* Direction: Using the listing below, please gather every line containing the word "статьей".

(Dataset items)
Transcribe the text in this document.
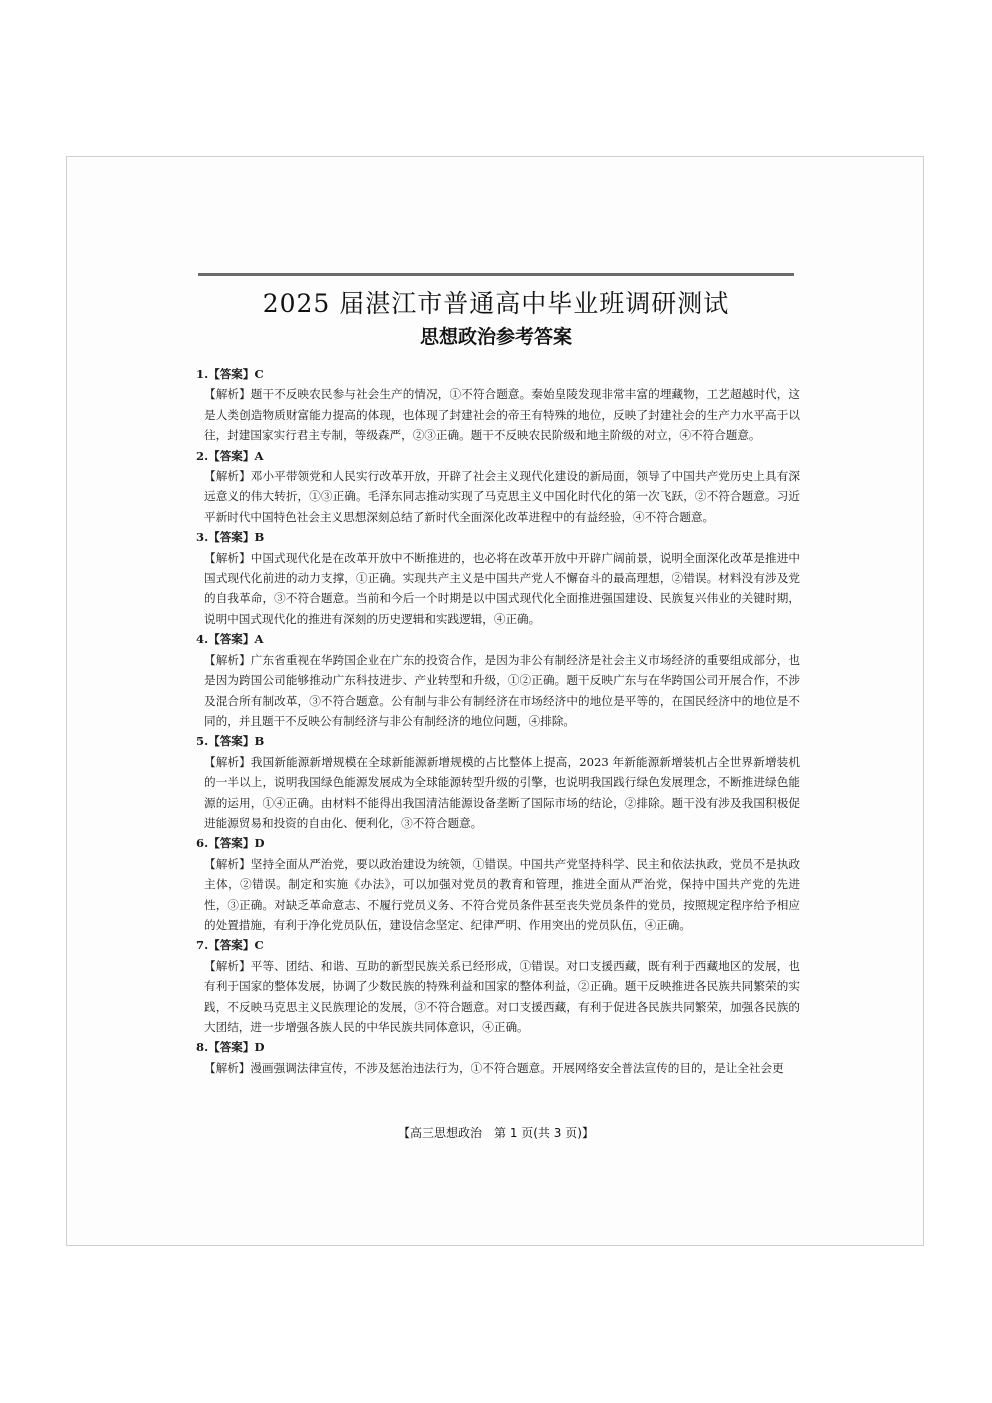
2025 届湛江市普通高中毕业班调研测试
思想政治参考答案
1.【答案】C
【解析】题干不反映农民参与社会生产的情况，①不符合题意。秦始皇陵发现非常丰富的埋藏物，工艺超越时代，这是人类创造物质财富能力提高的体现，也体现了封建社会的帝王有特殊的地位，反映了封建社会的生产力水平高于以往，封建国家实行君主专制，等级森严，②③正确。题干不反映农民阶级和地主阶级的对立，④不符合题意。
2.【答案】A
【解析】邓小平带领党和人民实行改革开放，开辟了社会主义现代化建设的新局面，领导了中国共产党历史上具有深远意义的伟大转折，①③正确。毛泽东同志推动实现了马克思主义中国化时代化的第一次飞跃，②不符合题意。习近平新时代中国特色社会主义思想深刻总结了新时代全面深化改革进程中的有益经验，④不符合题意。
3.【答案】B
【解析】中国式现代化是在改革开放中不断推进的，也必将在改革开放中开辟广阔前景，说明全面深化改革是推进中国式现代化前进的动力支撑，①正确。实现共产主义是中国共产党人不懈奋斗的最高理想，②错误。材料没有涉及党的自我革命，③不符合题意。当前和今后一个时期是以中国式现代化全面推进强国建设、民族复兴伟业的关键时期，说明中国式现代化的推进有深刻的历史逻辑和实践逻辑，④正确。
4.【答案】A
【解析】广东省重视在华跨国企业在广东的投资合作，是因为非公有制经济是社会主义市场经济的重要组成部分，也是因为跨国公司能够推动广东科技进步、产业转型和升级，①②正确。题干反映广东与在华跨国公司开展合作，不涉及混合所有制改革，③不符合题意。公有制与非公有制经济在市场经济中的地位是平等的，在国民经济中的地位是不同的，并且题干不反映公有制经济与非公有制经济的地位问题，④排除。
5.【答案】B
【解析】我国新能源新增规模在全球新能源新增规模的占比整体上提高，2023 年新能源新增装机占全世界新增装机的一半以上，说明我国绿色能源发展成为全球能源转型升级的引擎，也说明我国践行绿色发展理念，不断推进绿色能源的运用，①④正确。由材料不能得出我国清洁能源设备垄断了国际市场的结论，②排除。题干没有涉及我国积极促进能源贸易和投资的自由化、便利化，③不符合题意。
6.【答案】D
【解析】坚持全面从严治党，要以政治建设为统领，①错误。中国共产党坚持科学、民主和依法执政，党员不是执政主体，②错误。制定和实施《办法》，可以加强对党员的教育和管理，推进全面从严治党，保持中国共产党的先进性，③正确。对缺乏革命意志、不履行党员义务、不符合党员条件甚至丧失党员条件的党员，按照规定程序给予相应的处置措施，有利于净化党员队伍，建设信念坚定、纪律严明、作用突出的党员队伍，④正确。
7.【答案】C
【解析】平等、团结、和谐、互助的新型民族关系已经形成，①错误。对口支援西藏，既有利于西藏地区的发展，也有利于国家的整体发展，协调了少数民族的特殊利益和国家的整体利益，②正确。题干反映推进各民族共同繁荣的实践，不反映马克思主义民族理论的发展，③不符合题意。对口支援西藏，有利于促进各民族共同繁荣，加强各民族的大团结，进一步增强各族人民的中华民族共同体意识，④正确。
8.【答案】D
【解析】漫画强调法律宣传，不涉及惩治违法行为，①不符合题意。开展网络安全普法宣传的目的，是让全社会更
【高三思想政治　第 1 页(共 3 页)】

--

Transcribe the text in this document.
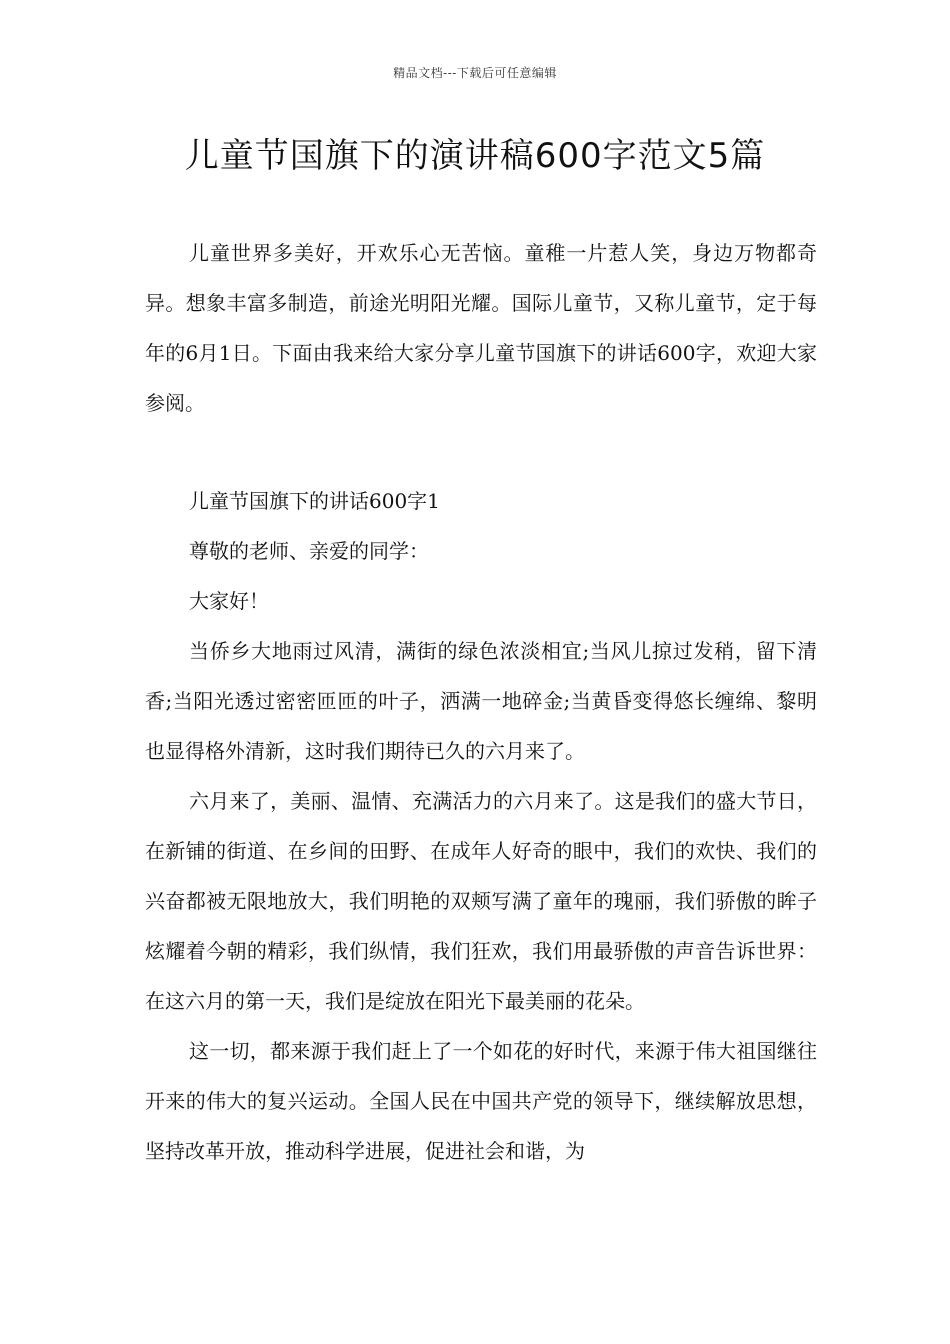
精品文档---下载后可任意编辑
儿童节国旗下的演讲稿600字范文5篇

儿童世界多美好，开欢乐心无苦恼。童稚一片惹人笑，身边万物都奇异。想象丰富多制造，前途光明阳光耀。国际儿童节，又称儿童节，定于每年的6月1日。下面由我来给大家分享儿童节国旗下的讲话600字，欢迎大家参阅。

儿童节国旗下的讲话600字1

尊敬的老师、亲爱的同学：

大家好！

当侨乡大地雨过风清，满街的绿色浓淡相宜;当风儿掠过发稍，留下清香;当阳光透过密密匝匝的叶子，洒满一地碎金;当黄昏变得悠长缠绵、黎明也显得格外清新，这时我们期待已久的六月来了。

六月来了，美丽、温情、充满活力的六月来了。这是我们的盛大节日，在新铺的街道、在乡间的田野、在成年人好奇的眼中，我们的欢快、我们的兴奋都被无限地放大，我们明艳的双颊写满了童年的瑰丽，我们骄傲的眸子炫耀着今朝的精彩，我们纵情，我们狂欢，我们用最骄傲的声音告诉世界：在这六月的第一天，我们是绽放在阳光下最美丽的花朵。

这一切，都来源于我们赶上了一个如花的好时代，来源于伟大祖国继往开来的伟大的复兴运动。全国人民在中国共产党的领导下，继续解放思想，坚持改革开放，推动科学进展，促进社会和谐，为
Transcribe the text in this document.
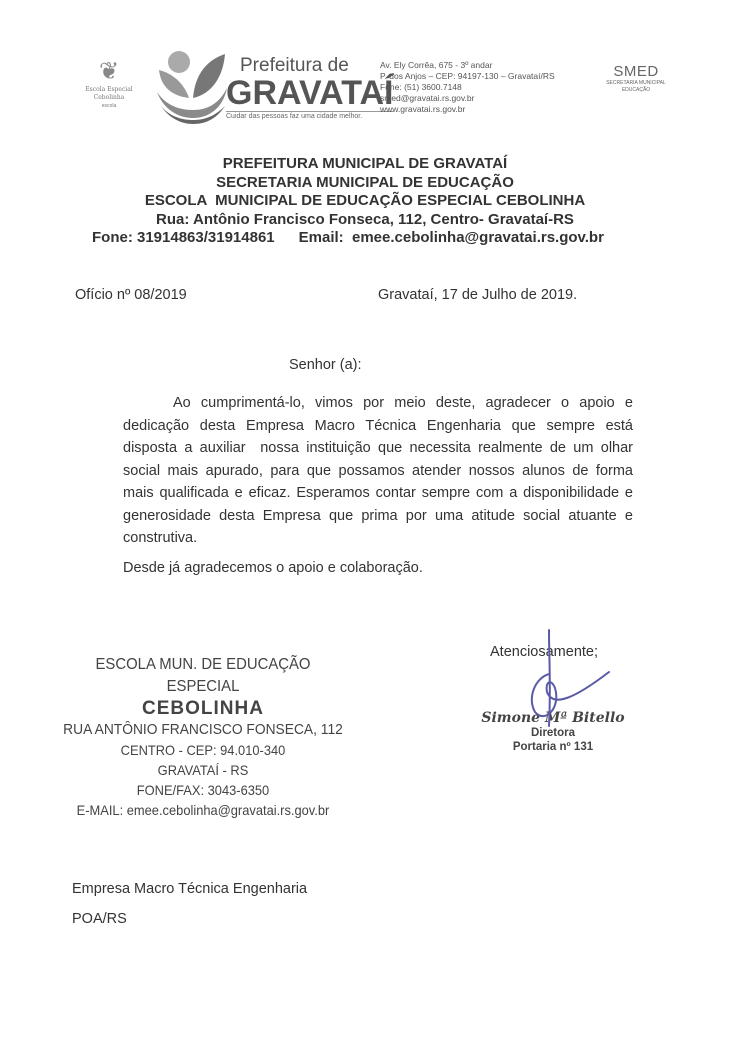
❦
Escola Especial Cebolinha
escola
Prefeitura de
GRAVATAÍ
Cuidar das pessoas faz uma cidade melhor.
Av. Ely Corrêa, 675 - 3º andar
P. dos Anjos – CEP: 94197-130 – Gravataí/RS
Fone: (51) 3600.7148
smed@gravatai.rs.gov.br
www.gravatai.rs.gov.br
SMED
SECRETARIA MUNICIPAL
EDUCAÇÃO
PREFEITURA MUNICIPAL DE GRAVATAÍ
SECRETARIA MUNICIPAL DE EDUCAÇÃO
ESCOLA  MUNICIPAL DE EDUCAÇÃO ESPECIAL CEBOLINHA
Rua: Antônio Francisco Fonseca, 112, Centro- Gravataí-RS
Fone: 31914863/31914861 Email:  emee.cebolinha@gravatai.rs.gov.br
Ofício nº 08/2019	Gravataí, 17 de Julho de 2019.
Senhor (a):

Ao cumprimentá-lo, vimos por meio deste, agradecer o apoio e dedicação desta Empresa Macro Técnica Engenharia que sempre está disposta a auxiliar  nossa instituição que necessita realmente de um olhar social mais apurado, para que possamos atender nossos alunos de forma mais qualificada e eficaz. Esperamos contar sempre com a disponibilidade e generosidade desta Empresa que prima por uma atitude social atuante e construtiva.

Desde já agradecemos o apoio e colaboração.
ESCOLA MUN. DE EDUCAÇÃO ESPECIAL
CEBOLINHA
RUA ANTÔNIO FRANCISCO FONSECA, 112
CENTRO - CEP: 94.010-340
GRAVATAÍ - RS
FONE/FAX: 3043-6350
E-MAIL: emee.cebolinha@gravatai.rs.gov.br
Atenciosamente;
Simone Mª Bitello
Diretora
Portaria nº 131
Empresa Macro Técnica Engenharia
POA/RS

---

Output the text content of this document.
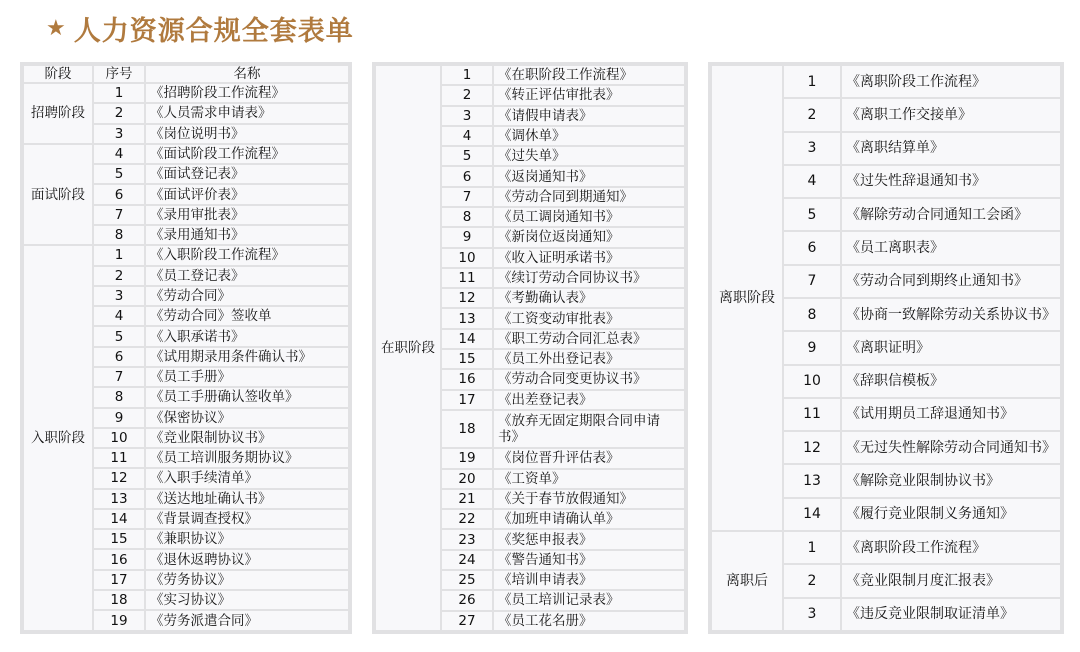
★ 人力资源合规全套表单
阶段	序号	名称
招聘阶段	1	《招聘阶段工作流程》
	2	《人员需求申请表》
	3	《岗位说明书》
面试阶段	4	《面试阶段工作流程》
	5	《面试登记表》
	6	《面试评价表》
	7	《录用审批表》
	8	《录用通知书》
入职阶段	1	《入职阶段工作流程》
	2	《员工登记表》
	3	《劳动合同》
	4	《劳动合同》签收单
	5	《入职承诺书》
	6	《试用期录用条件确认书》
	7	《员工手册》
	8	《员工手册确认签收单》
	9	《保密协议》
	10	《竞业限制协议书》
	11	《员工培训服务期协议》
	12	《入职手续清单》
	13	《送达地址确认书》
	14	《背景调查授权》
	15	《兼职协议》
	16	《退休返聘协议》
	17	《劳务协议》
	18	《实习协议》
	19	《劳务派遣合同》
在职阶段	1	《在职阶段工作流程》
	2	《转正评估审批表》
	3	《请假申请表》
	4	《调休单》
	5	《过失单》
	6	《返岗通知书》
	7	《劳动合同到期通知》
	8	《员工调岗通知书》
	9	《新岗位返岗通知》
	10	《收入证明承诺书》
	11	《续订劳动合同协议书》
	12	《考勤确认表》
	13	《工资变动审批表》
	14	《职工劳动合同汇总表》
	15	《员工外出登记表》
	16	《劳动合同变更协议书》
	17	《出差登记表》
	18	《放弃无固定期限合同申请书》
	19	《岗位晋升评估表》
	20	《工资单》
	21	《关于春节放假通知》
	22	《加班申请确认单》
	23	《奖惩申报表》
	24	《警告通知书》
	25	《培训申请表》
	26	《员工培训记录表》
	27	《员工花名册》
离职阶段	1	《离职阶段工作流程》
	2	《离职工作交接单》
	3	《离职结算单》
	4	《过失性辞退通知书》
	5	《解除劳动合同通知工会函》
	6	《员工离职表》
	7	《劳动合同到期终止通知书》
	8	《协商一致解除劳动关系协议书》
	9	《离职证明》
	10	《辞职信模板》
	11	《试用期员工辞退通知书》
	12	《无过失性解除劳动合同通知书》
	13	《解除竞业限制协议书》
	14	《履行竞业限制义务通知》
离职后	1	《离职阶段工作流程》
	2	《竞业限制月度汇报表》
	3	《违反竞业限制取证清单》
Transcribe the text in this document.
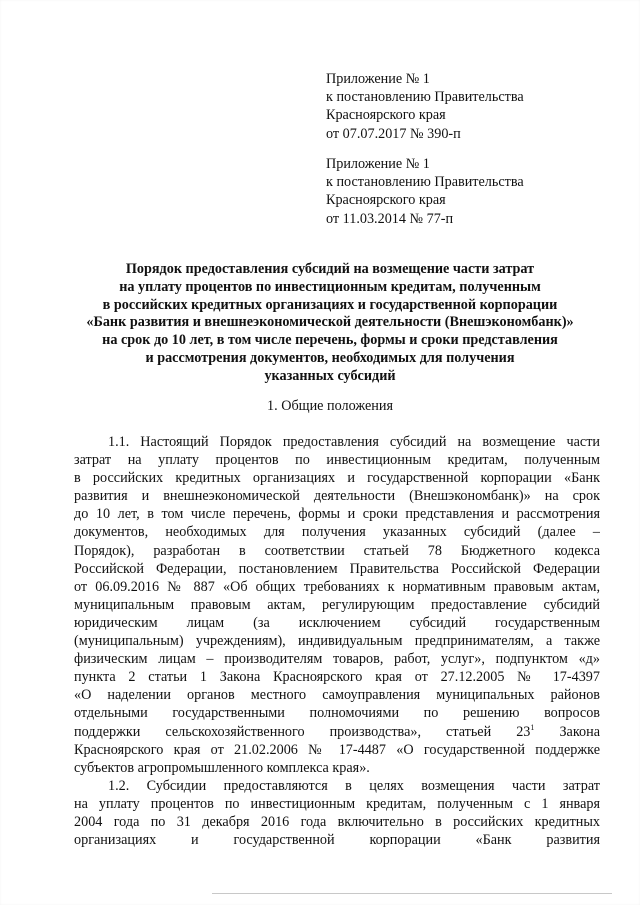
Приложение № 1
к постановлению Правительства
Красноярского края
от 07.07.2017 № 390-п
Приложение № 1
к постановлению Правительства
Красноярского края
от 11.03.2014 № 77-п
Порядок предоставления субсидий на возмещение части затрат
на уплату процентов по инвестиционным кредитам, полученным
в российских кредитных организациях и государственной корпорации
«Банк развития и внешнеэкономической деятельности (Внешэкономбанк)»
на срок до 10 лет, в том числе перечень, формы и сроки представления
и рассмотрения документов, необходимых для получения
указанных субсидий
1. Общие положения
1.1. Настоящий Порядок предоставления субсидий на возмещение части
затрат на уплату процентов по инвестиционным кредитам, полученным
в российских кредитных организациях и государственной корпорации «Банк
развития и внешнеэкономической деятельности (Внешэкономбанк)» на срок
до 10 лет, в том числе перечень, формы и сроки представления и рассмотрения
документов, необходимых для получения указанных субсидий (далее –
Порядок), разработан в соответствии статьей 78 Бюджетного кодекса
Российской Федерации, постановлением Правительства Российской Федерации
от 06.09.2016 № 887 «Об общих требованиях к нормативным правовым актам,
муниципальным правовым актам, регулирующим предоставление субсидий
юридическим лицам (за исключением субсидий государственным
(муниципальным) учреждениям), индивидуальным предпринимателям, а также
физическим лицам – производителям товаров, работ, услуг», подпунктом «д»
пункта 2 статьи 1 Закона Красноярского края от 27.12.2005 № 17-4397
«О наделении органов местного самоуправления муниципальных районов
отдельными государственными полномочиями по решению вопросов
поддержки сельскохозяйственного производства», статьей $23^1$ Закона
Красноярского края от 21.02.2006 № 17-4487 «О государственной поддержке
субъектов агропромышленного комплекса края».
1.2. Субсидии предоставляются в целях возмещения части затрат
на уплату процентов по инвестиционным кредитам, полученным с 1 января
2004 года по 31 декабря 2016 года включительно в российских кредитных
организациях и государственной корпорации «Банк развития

* The completed task:
Порядок), разработан в соответствии статьей 78 Бюджетного кодекса
поддержки сельскохозяйственного производства», статьей $23^1$ Закона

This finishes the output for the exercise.